**Records provided:**
■ ■ ■ ■ ■

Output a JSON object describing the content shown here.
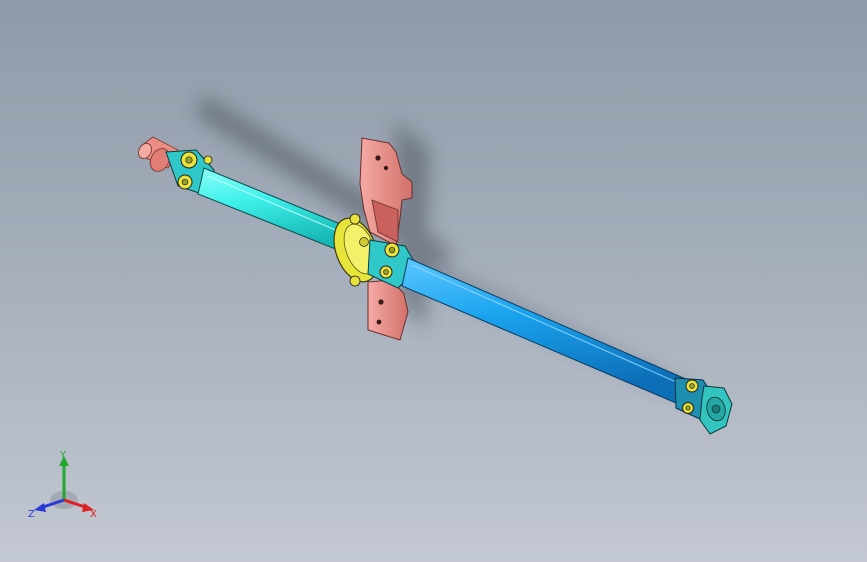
{
  "view": {
    "background_top": "#8f9aa8",
    "background_bottom": "#c3c8d2"
  },
  "model": {
    "front_shaft_color": "#3ef0ea",
    "rear_shaft_color": "#1aa3ee",
    "bracket_color": "#e98c86",
    "bearing_color": "#e8e53a",
    "yoke_color": "#30c7c9",
    "flange_color": "#33c4c0"
  },
  "triad": {
    "x_label": "X",
    "y_label": "Y",
    "z_label": "Z",
    "x_color": "#e02020",
    "y_color": "#1fa82a",
    "z_color": "#2a3ad8"
  }
}
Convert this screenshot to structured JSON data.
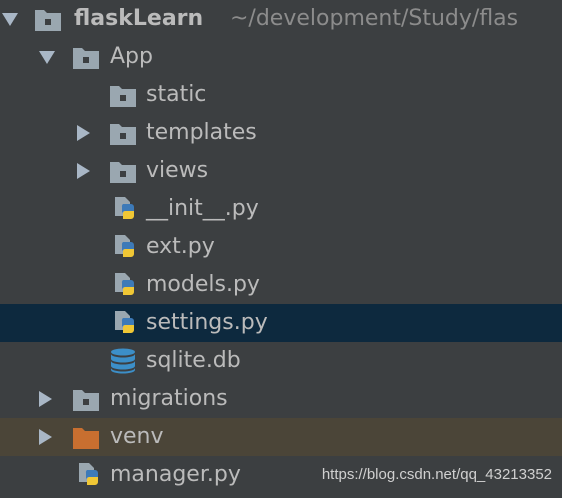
{
  "colors": {
    "background": "#3c3f41",
    "selected_row": "#0d293e",
    "excluded_row": "#4b4538",
    "folder": "#9aa7b0",
    "excluded_folder": "#c86f30",
    "python_blue": "#3d7ab8",
    "python_yellow": "#f0c735",
    "db_blue": "#3c8fc8",
    "text": "#bbbbbb"
  },
  "project": {
    "name": "flaskLearn",
    "path": "~/development/Study/flas"
  },
  "tree": {
    "app": {
      "label": "App",
      "icon": "module-folder-icon"
    },
    "static": {
      "label": "static",
      "icon": "folder-icon"
    },
    "templates": {
      "label": "templates",
      "icon": "folder-icon"
    },
    "views": {
      "label": "views",
      "icon": "folder-icon"
    },
    "init_py": {
      "label": "__init__.py",
      "icon": "python-file-icon"
    },
    "ext_py": {
      "label": "ext.py",
      "icon": "python-file-icon"
    },
    "models_py": {
      "label": "models.py",
      "icon": "python-file-icon"
    },
    "settings_py": {
      "label": "settings.py",
      "icon": "python-file-icon",
      "selected": true
    },
    "sqlite_db": {
      "label": "sqlite.db",
      "icon": "database-icon"
    },
    "migrations": {
      "label": "migrations",
      "icon": "module-folder-icon"
    },
    "venv": {
      "label": "venv",
      "icon": "excluded-folder-icon"
    },
    "manager_py": {
      "label": "manager.py",
      "icon": "python-file-icon"
    }
  },
  "watermark": "https://blog.csdn.net/qq_43213352"
}
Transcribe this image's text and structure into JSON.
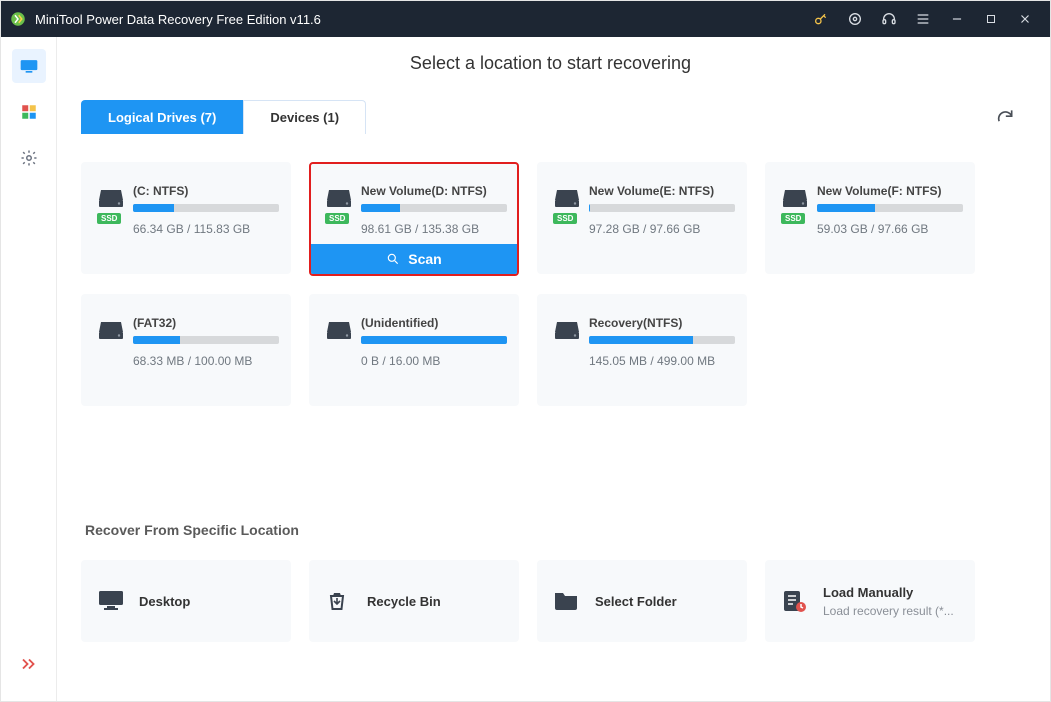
{
  "titlebar": {
    "title": "MiniTool Power Data Recovery Free Edition v11.6"
  },
  "headline": "Select a location to start recovering",
  "tabs": [
    {
      "label": "Logical Drives (7)",
      "active": true
    },
    {
      "label": "Devices (1)",
      "active": false
    }
  ],
  "scan_label": "Scan",
  "drives": [
    {
      "name": "(C: NTFS)",
      "size": "66.34 GB / 115.83 GB",
      "pct": 28,
      "ssd": true,
      "selected": false
    },
    {
      "name": "New Volume(D: NTFS)",
      "size": "98.61 GB / 135.38 GB",
      "pct": 27,
      "ssd": true,
      "selected": true
    },
    {
      "name": "New Volume(E: NTFS)",
      "size": "97.28 GB / 97.66 GB",
      "pct": 1,
      "ssd": true,
      "selected": false
    },
    {
      "name": "New Volume(F: NTFS)",
      "size": "59.03 GB / 97.66 GB",
      "pct": 40,
      "ssd": true,
      "selected": false
    },
    {
      "name": "(FAT32)",
      "size": "68.33 MB / 100.00 MB",
      "pct": 32,
      "ssd": false,
      "selected": false
    },
    {
      "name": "(Unidentified)",
      "size": "0 B / 16.00 MB",
      "pct": 100,
      "ssd": false,
      "selected": false
    },
    {
      "name": "Recovery(NTFS)",
      "size": "145.05 MB / 499.00 MB",
      "pct": 71,
      "ssd": false,
      "selected": false
    }
  ],
  "section2": {
    "title": "Recover From Specific Location"
  },
  "locations": [
    {
      "label": "Desktop",
      "sub": "",
      "icon": "desktop"
    },
    {
      "label": "Recycle Bin",
      "sub": "",
      "icon": "recycle"
    },
    {
      "label": "Select Folder",
      "sub": "",
      "icon": "folder"
    },
    {
      "label": "Load Manually",
      "sub": "Load recovery result (*...",
      "icon": "load"
    }
  ]
}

■ ■ ■ ■ ■

**Stated problem:** Omit the pictures and give the material again, exactly and in full.

**Written solution:**
Output a JSON object describing the content shown here.
{
  "view": {
    "background_top": "#8f9aa8",
    "background_bottom": "#c3c8d2"
  },
  "model": {
    "front_shaft_color": "#3ef0ea",
    "rear_shaft_color": "#1aa3ee",
    "bracket_color": "#e98c86",
    "bearing_color": "#e8e53a",
    "yoke_color": "#30c7c9",
    "flange_color": "#33c4c0"
  },
  "triad": {
    "x_label": "X",
    "y_label": "Y",
    "z_label": "Z",
    "x_color": "#e02020",
    "y_color": "#1fa82a",
    "z_color": "#2a3ad8"
  }
}
Convert this screenshot to structured JSON data.
{
  "colors": {
    "background": "#3c3f41",
    "selected_row": "#0d293e",
    "excluded_row": "#4b4538",
    "folder": "#9aa7b0",
    "excluded_folder": "#c86f30",
    "python_blue": "#3d7ab8",
    "python_yellow": "#f0c735",
    "db_blue": "#3c8fc8",
    "text": "#bbbbbb"
  },
  "project": {
    "name": "flaskLearn",
    "path": "~/development/Study/flas"
  },
  "tree": {
    "app": {
      "label": "App",
      "icon": "module-folder-icon"
    },
    "static": {
      "label": "static",
      "icon": "folder-icon"
    },
    "templates": {
      "label": "templates",
      "icon": "folder-icon"
    },
    "views": {
      "label": "views",
      "icon": "folder-icon"
    },
    "init_py": {
      "label": "__init__.py",
      "icon": "python-file-icon"
    },
    "ext_py": {
      "label": "ext.py",
      "icon": "python-file-icon"
    },
    "models_py": {
      "label": "models.py",
      "icon": "python-file-icon"
    },
    "settings_py": {
      "label": "settings.py",
      "icon": "python-file-icon",
      "selected": true
    },
    "sqlite_db": {
      "label": "sqlite.db",
      "icon": "database-icon"
    },
    "migrations": {
      "label": "migrations",
      "icon": "module-folder-icon"
    },
    "venv": {
      "label": "venv",
      "icon": "excluded-folder-icon"
    },
    "manager_py": {
      "label": "manager.py",
      "icon": "python-file-icon"
    }
  },
  "watermark": "https://blog.csdn.net/qq_43213352"
}
Transcribe this image's text and structure into JSON.
{
  "titlebar": {
    "title": "MiniTool Power Data Recovery Free Edition v11.6"
  },
  "headline": "Select a location to start recovering",
  "tabs": [
    {
      "label": "Logical Drives (7)",
      "active": true
    },
    {
      "label": "Devices (1)",
      "active": false
    }
  ],
  "scan_label": "Scan",
  "drives": [
    {
      "name": "(C: NTFS)",
      "size": "66.34 GB / 115.83 GB",
      "pct": 28,
      "ssd": true,
      "selected": false
    },
    {
      "name": "New Volume(D: NTFS)",
      "size": "98.61 GB / 135.38 GB",
      "pct": 27,
      "ssd": true,
      "selected": true
    },
    {
      "name": "New Volume(E: NTFS)",
      "size": "97.28 GB / 97.66 GB",
      "pct": 1,
      "ssd": true,
      "selected": false
    },
    {
      "name": "New Volume(F: NTFS)",
      "size": "59.03 GB / 97.66 GB",
      "pct": 40,
      "ssd": true,
      "selected": false
    },
    {
      "name": "(FAT32)",
      "size": "68.33 MB / 100.00 MB",
      "pct": 32,
      "ssd": false,
      "selected": false
    },
    {
      "name": "(Unidentified)",
      "size": "0 B / 16.00 MB",
      "pct": 100,
      "ssd": false,
      "selected": false
    },
    {
      "name": "Recovery(NTFS)",
      "size": "145.05 MB / 499.00 MB",
      "pct": 71,
      "ssd": false,
      "selected": false
    }
  ],
  "section2": {
    "title": "Recover From Specific Location"
  },
  "locations": [
    {
      "label": "Desktop",
      "sub": "",
      "icon": "desktop"
    },
    {
      "label": "Recycle Bin",
      "sub": "",
      "icon": "recycle"
    },
    {
      "label": "Select Folder",
      "sub": "",
      "icon": "folder"
    },
    {
      "label": "Load Manually",
      "sub": "Load recovery result (*...",
      "icon": "load"
    }
  ]
}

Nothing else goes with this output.